*Task statement*:
Without the images, output each record below as it stands.

%%

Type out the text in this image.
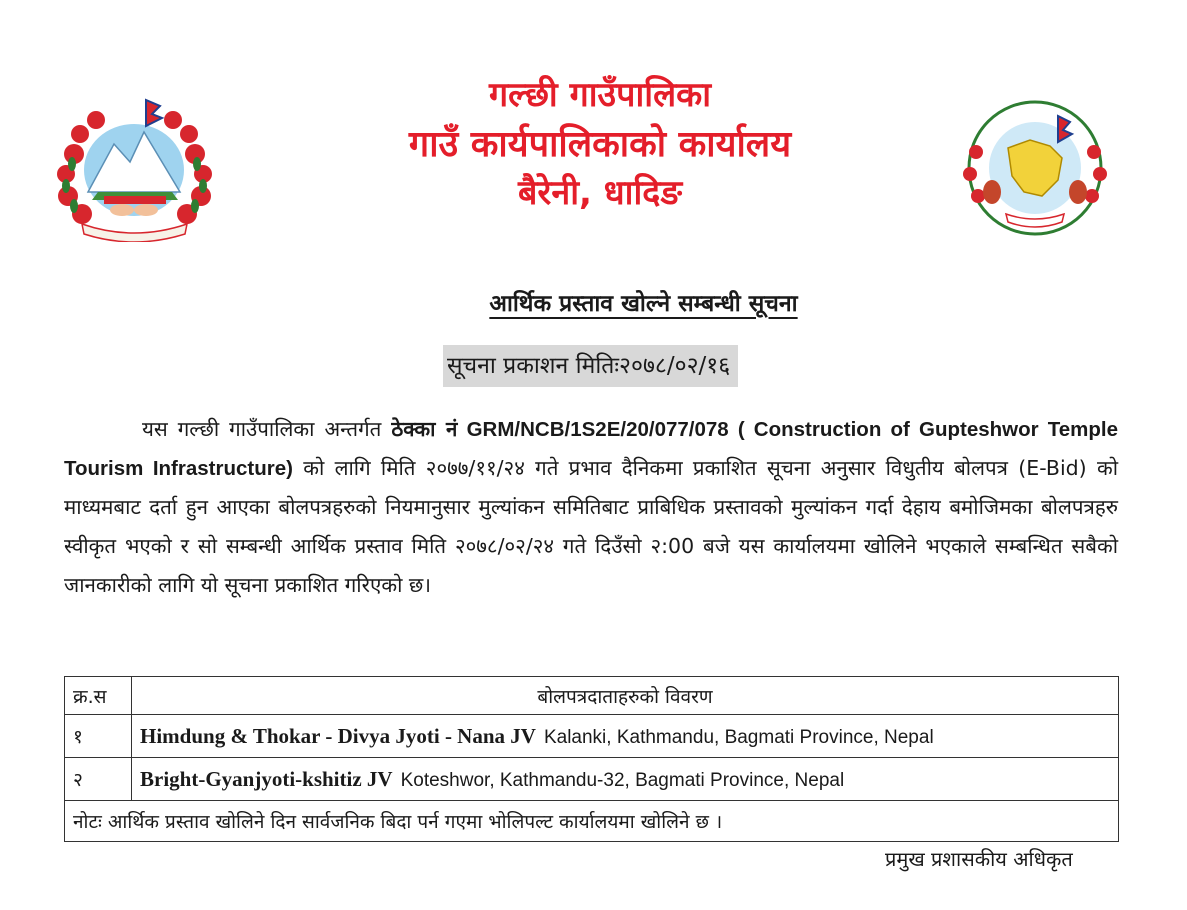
गल्छी गाउँपालिका
गाउँ कार्यपालिकाको कार्यालय
बैरेनी, धादिङ
आर्थिक प्रस्ताव खोल्ने सम्बन्धी सूचना
सूचना प्रकाशन मितिः२०७८/०२/१६

यस गल्छी गाउँपालिका अन्तर्गत ठेक्का नं GRM/NCB/1S2E/20/077/078 ( Construction of Gupteshwor Temple Tourism Infrastructure) को लागि मिति २०७७/११/२४ गते प्रभाव दैनिकमा प्रकाशित सूचना अनुसार विधुतीय बोलपत्र (E-Bid) को माध्यमबाट दर्ता हुन आएका बोलपत्रहरुको नियमानुसार मुल्यांकन समितिबाट प्राबिधिक प्रस्तावको मुल्यांकन गर्दा देहाय बमोजिमका बोलपत्रहरु स्वीकृत भएको र सो सम्बन्धी आर्थिक प्रस्ताव मिति २०७८/०२/२४ गते दिउँसो २:00 बजे यस कार्यालयमा खोलिने भएकाले सम्बन्धित सबैको जानकारीको लागि यो सूचना प्रकाशित गरिएको छ।

क्र.स	बोलपत्रदाताहरुको विवरण
१	Himdung & Thokar - Divya Jyoti - Nana JV Kalanki, Kathmandu, Bagmati Province, Nepal
२	Bright-Gyanjyoti-kshitiz JV Koteshwor, Kathmandu-32, Bagmati Province, Nepal
नोटः आर्थिक प्रस्ताव खोलिने दिन सार्वजनिक बिदा पर्न गएमा भोलिपल्ट कार्यालयमा खोलिने छ ।	
प्रमुख प्रशासकीय अधिकृत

%%

*Written reply*:
Type out the text in this image.
गल्छी गाउँपालिका
गाउँ कार्यपालिकाको कार्यालय
बैरेनी, धादिङ
आर्थिक प्रस्ताव खोल्ने सम्बन्धी सूचना
सूचना प्रकाशन मितिः२०७८/०२/१६

यस गल्छी गाउँपालिका अन्तर्गत ठेक्का नं GRM/NCB/1S2E/20/077/078 ( Construction of Gupteshwor Temple Tourism Infrastructure) को लागि मिति २०७७/११/२४ गते प्रभाव दैनिकमा प्रकाशित सूचना अनुसार विधुतीय बोलपत्र (E-Bid) को माध्यमबाट दर्ता हुन आएका बोलपत्रहरुको नियमानुसार मुल्यांकन समितिबाट प्राबिधिक प्रस्तावको मुल्यांकन गर्दा देहाय बमोजिमका बोलपत्रहरु स्वीकृत भएको र सो सम्बन्धी आर्थिक प्रस्ताव मिति २०७८/०२/२४ गते दिउँसो २:00 बजे यस कार्यालयमा खोलिने भएकाले सम्बन्धित सबैको जानकारीको लागि यो सूचना प्रकाशित गरिएको छ।

क्र.स	बोलपत्रदाताहरुको विवरण
१	Himdung & Thokar - Divya Jyoti - Nana JV Kalanki, Kathmandu, Bagmati Province, Nepal
२	Bright-Gyanjyoti-kshitiz JV Koteshwor, Kathmandu-32, Bagmati Province, Nepal
नोटः आर्थिक प्रस्ताव खोलिने दिन सार्वजनिक बिदा पर्न गएमा भोलिपल्ट कार्यालयमा खोलिने छ ।	
प्रमुख प्रशासकीय अधिकृत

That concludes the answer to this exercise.